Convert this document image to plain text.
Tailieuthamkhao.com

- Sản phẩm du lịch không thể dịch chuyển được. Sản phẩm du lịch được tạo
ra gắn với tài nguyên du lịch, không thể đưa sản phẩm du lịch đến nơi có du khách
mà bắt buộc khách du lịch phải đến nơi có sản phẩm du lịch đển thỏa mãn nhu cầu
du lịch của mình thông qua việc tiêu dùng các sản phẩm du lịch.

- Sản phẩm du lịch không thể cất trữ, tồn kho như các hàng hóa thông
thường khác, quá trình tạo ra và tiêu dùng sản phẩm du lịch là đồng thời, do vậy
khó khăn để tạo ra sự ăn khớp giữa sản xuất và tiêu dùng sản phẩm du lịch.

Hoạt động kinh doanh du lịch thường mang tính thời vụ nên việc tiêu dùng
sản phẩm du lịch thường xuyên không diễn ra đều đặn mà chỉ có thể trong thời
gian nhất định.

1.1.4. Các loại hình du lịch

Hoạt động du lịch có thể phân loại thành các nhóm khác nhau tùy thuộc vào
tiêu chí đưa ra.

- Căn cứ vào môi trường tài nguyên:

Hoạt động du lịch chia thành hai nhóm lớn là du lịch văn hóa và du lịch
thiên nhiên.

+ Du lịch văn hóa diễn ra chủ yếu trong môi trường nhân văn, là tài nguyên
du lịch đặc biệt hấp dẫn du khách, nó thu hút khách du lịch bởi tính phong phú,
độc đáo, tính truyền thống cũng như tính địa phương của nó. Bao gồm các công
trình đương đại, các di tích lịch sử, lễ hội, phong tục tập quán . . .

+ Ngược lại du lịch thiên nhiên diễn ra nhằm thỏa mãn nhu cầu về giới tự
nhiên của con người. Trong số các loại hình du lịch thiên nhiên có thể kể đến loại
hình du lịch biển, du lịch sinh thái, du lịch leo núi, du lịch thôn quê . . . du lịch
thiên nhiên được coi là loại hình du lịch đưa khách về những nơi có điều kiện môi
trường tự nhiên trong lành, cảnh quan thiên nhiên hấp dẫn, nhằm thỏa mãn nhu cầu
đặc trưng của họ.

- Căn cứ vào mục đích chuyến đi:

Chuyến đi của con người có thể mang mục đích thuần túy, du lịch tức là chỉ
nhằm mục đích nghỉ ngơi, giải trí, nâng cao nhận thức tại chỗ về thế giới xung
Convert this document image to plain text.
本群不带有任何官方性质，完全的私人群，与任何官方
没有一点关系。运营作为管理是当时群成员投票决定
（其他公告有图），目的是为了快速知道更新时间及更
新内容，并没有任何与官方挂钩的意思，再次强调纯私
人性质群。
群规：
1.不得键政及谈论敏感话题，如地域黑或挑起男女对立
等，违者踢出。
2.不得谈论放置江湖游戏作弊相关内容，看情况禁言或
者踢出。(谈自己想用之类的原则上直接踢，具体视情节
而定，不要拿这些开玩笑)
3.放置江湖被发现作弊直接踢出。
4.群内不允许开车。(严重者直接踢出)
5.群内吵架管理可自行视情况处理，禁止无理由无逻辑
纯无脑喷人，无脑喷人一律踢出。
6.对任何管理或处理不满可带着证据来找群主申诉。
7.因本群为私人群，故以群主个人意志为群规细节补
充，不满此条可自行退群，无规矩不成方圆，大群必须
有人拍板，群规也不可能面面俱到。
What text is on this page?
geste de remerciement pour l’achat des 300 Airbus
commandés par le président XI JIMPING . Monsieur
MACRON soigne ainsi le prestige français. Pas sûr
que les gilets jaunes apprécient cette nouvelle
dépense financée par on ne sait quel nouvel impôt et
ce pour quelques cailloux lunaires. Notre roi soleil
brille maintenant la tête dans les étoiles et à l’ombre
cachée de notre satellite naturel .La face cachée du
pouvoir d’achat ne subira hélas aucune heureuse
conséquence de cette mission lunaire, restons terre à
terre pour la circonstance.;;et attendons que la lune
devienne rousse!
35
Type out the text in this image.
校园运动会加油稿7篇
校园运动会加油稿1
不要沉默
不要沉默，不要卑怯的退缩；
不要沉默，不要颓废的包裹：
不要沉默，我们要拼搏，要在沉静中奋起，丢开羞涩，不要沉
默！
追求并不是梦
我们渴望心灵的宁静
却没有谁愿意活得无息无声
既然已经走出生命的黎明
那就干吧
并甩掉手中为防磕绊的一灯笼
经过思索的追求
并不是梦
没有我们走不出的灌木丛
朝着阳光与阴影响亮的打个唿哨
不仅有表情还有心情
┄┄┄┄┄┄┄┄┄┄
### What you should do
In the records above, locate the line that contains "Type out the text in this image.". Repeat it and every line after it, exactly, and nothing else.

### Solution to this exercise
Type out the text in this image.
校园运动会加油稿7篇
校园运动会加油稿1
不要沉默
不要沉默，不要卑怯的退缩；
不要沉默，不要颓废的包裹：
不要沉默，我们要拼搏，要在沉静中奋起，丢开羞涩，不要沉
默！
追求并不是梦
我们渴望心灵的宁静
却没有谁愿意活得无息无声
既然已经走出生命的黎明
那就干吧
并甩掉手中为防磕绊的一灯笼
经过思索的追求
并不是梦
没有我们走不出的灌木丛
朝着阳光与阴影响亮的打个唿哨
不仅有表情还有心情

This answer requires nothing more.